- **Instructions to follow**: In the data below, find each line containing the string "subtitle" and return it.

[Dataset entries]
::::::
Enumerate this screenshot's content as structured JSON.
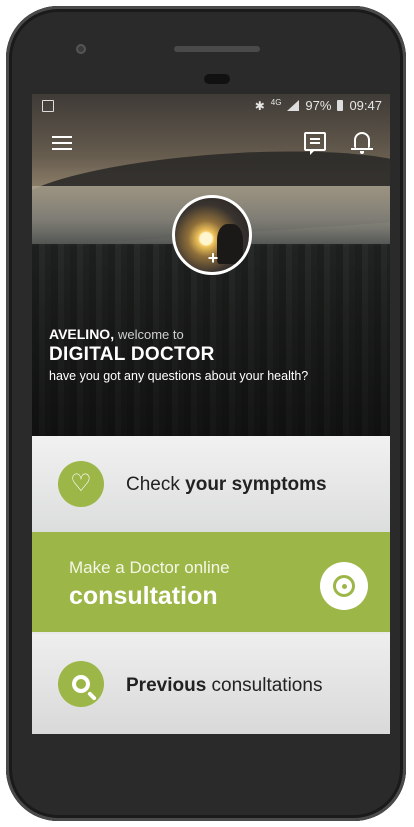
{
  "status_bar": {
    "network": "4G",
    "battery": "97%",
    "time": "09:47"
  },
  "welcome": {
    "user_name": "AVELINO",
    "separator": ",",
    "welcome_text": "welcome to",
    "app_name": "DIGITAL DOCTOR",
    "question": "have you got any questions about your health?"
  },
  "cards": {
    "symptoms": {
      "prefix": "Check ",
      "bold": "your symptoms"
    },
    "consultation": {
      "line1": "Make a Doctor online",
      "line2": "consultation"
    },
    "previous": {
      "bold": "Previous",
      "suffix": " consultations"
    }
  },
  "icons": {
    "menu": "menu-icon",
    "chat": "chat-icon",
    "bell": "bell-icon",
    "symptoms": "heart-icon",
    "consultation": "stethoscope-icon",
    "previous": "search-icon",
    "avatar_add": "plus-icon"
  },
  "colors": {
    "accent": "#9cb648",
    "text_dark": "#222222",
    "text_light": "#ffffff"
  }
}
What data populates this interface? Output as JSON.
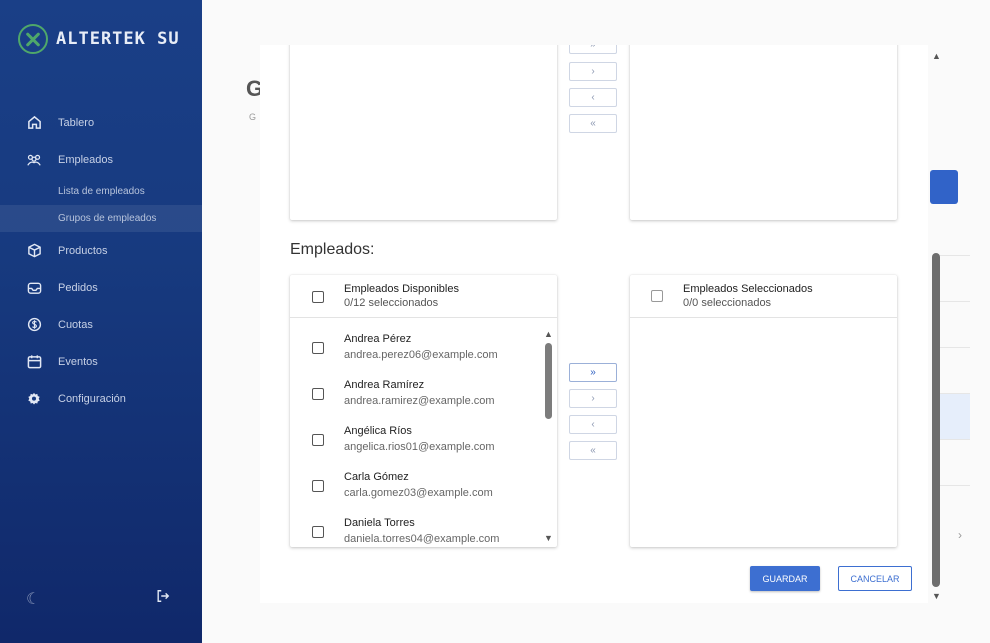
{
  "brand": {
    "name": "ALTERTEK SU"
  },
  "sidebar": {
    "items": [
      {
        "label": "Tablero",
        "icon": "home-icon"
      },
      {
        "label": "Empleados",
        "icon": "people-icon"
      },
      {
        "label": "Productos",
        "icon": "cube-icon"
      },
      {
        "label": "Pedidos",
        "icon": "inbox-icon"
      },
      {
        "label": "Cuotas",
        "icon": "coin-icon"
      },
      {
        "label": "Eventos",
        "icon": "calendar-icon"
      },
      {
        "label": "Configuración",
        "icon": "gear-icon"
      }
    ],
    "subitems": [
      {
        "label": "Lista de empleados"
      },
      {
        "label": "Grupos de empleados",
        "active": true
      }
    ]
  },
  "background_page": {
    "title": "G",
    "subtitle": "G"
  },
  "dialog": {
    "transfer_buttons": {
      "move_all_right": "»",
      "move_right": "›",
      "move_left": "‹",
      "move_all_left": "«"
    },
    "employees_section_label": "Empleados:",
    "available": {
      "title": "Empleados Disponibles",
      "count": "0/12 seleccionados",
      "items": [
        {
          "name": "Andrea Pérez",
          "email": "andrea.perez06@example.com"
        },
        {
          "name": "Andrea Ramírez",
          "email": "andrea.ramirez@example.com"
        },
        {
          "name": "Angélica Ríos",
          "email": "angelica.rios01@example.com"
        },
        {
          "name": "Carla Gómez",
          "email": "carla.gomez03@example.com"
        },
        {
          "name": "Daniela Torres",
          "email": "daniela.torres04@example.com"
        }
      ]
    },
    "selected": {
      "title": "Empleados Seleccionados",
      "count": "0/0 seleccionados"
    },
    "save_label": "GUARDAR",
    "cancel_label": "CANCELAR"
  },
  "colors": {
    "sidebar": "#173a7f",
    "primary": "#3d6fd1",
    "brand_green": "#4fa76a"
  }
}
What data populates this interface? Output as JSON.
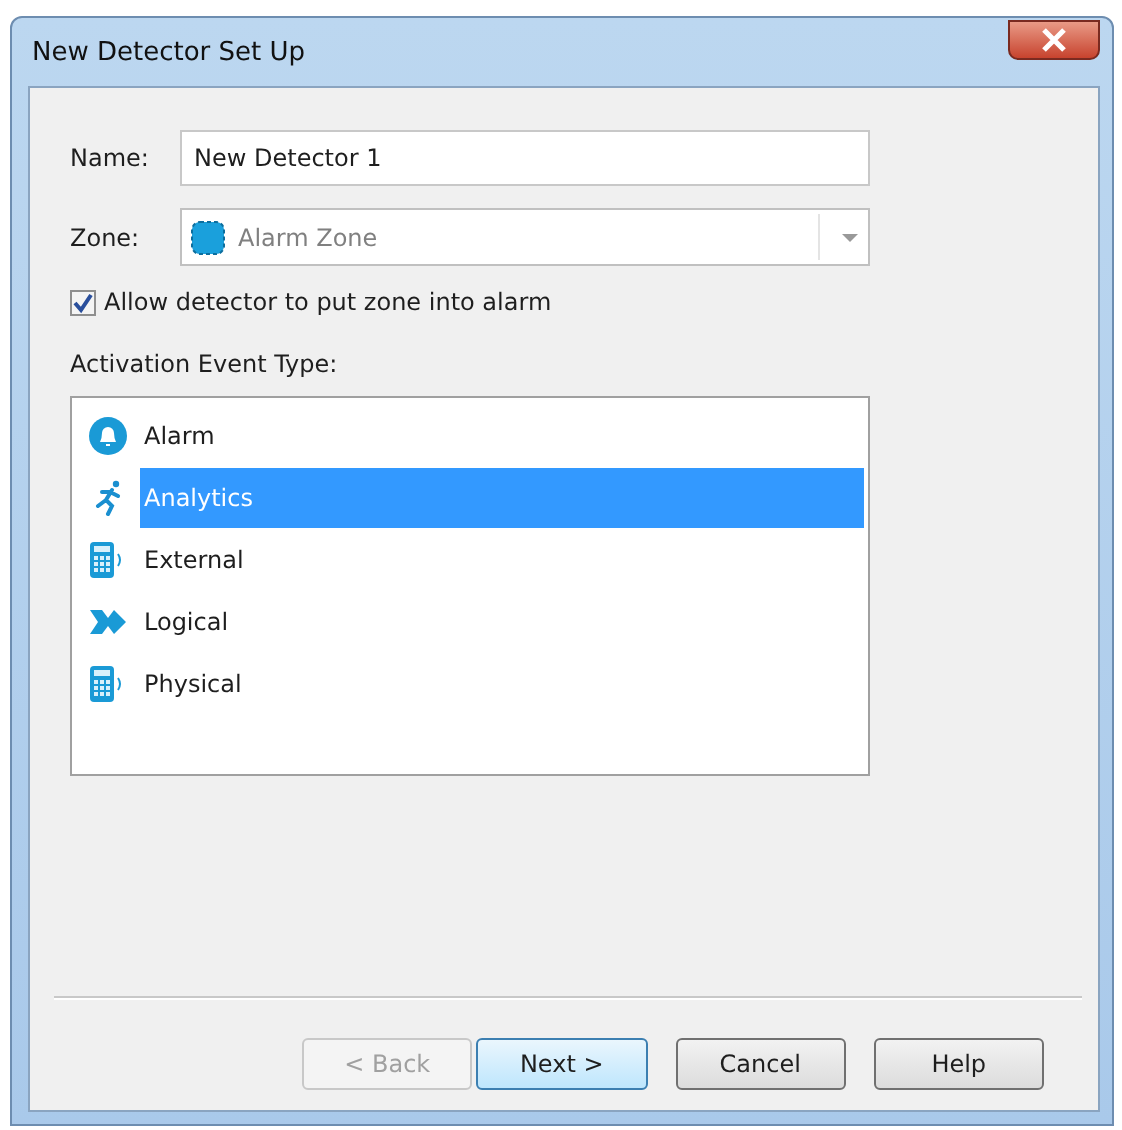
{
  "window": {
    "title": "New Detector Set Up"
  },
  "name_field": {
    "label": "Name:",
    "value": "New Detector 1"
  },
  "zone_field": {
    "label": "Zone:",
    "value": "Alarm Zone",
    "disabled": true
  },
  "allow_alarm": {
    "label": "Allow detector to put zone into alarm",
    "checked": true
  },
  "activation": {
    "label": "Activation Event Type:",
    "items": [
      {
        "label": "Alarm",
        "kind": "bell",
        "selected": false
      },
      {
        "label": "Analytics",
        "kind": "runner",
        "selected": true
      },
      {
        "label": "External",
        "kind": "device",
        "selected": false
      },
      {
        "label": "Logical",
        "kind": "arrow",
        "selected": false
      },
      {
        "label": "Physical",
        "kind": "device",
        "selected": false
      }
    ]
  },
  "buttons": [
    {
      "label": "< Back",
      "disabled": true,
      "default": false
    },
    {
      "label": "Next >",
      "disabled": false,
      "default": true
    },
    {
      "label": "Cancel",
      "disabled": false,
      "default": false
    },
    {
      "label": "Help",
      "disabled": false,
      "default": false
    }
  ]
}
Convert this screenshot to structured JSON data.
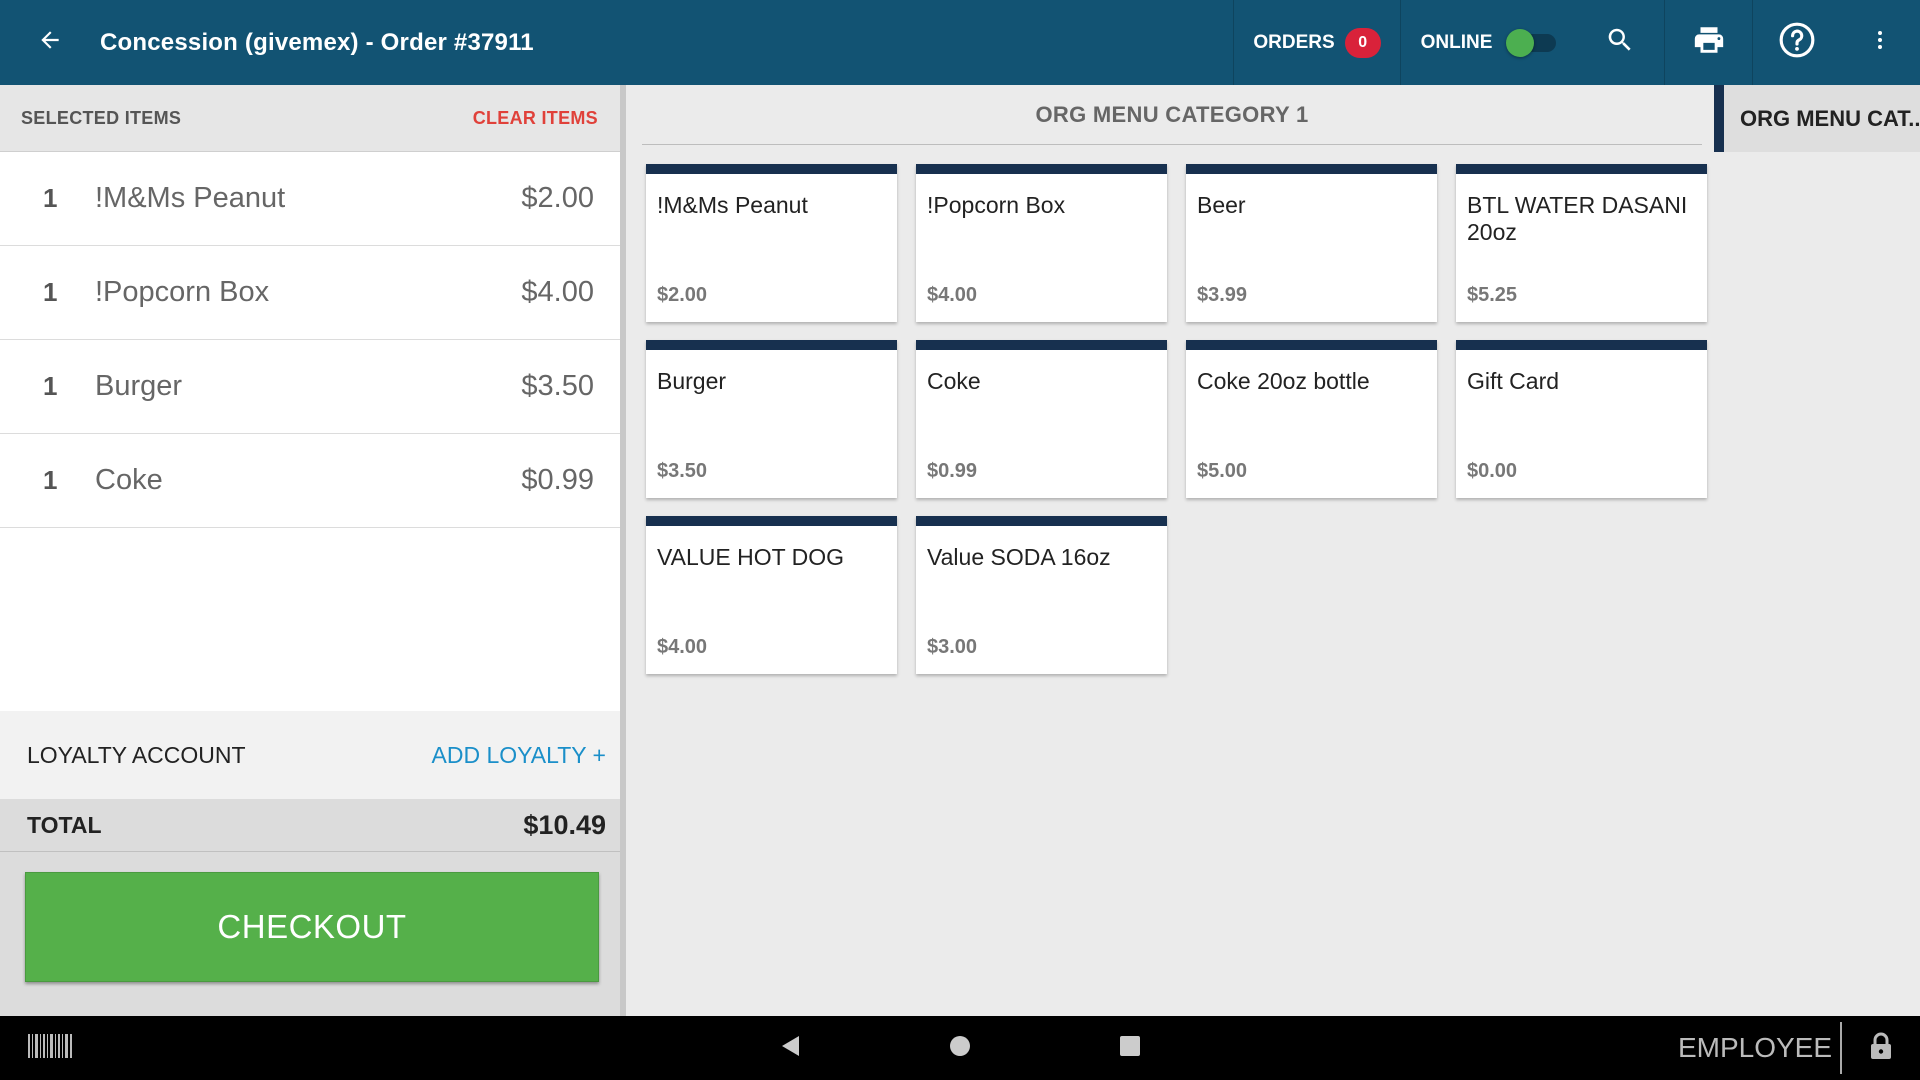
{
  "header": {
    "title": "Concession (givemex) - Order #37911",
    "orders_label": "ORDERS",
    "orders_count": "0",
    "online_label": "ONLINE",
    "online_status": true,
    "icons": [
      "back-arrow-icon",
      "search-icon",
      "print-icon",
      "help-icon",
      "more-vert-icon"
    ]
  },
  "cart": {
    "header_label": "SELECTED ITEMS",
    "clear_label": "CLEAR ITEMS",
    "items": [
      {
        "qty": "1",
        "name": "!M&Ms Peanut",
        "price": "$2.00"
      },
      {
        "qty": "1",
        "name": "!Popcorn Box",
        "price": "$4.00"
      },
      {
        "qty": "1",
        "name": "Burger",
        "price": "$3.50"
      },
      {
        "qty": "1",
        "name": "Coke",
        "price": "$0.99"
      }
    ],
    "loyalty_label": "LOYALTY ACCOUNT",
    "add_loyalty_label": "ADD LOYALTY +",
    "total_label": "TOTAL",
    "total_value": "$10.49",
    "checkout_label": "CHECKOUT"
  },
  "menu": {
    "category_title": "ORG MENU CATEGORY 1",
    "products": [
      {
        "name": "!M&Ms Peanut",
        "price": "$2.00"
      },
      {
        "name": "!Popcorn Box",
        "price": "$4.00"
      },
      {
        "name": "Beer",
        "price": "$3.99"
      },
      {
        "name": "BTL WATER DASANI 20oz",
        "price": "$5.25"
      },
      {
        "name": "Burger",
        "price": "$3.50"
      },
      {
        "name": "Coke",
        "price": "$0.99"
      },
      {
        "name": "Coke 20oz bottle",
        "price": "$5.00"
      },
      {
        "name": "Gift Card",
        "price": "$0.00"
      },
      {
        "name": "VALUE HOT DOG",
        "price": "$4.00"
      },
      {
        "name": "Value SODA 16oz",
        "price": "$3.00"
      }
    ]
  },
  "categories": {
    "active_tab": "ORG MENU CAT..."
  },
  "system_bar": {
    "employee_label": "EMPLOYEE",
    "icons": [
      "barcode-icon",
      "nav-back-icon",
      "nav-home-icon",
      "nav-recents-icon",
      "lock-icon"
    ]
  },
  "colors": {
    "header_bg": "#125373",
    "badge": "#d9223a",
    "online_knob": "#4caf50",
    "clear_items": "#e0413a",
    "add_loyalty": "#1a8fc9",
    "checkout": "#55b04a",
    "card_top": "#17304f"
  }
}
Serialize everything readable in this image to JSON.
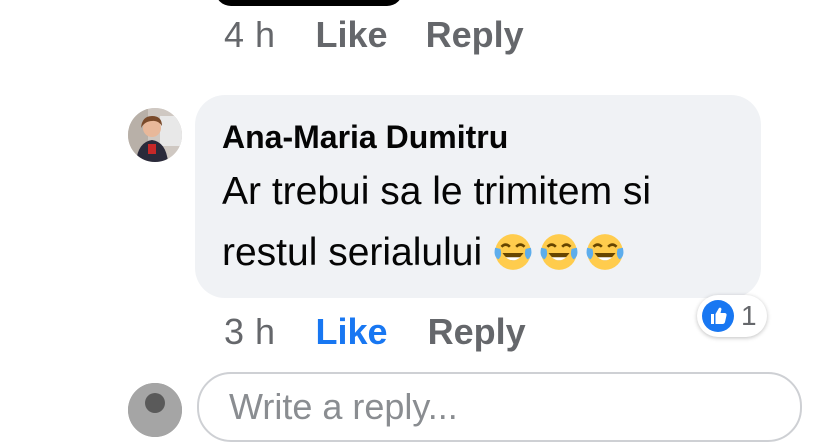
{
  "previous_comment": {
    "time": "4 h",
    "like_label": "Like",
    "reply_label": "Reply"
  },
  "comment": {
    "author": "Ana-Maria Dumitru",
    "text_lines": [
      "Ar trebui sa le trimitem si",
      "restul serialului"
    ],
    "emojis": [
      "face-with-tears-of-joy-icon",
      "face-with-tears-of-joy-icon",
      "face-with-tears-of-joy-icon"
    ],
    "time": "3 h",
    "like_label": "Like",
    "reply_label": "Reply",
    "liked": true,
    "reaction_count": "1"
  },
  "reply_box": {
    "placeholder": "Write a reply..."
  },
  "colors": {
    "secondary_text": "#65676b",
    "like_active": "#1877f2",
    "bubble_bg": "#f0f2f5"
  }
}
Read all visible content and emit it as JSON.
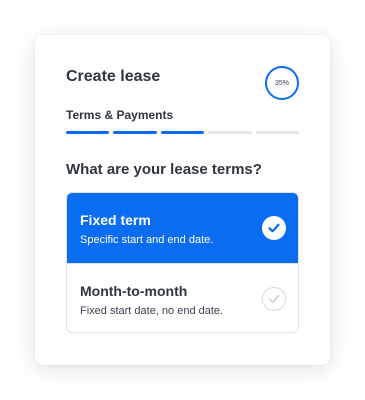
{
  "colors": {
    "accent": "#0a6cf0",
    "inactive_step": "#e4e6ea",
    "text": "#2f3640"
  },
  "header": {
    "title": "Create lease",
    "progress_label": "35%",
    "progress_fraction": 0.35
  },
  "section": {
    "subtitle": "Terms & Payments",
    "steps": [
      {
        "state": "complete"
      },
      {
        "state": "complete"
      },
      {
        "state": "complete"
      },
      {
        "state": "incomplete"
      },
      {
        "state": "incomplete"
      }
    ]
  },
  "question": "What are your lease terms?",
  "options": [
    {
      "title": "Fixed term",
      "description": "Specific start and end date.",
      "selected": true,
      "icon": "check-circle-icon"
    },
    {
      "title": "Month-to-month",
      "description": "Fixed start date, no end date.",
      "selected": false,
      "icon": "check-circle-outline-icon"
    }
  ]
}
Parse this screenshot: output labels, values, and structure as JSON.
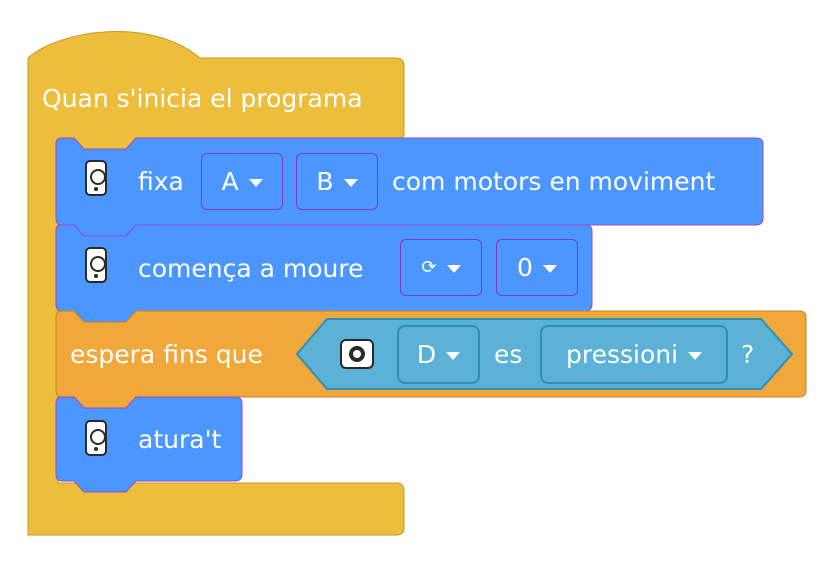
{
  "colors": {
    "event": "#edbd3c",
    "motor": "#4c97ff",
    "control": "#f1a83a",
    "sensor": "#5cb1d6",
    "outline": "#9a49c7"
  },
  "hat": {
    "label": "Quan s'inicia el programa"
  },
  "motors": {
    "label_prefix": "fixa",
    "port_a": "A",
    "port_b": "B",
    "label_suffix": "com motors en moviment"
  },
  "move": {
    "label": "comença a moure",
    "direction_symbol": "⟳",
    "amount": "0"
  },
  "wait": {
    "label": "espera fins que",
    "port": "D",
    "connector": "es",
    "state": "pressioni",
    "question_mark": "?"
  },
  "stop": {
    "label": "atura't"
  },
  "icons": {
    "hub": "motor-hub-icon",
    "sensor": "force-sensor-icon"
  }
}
::::::
- **Solution for this exercise**:
    "subtitle": "G"
    "subtitle": "Terms & Payments",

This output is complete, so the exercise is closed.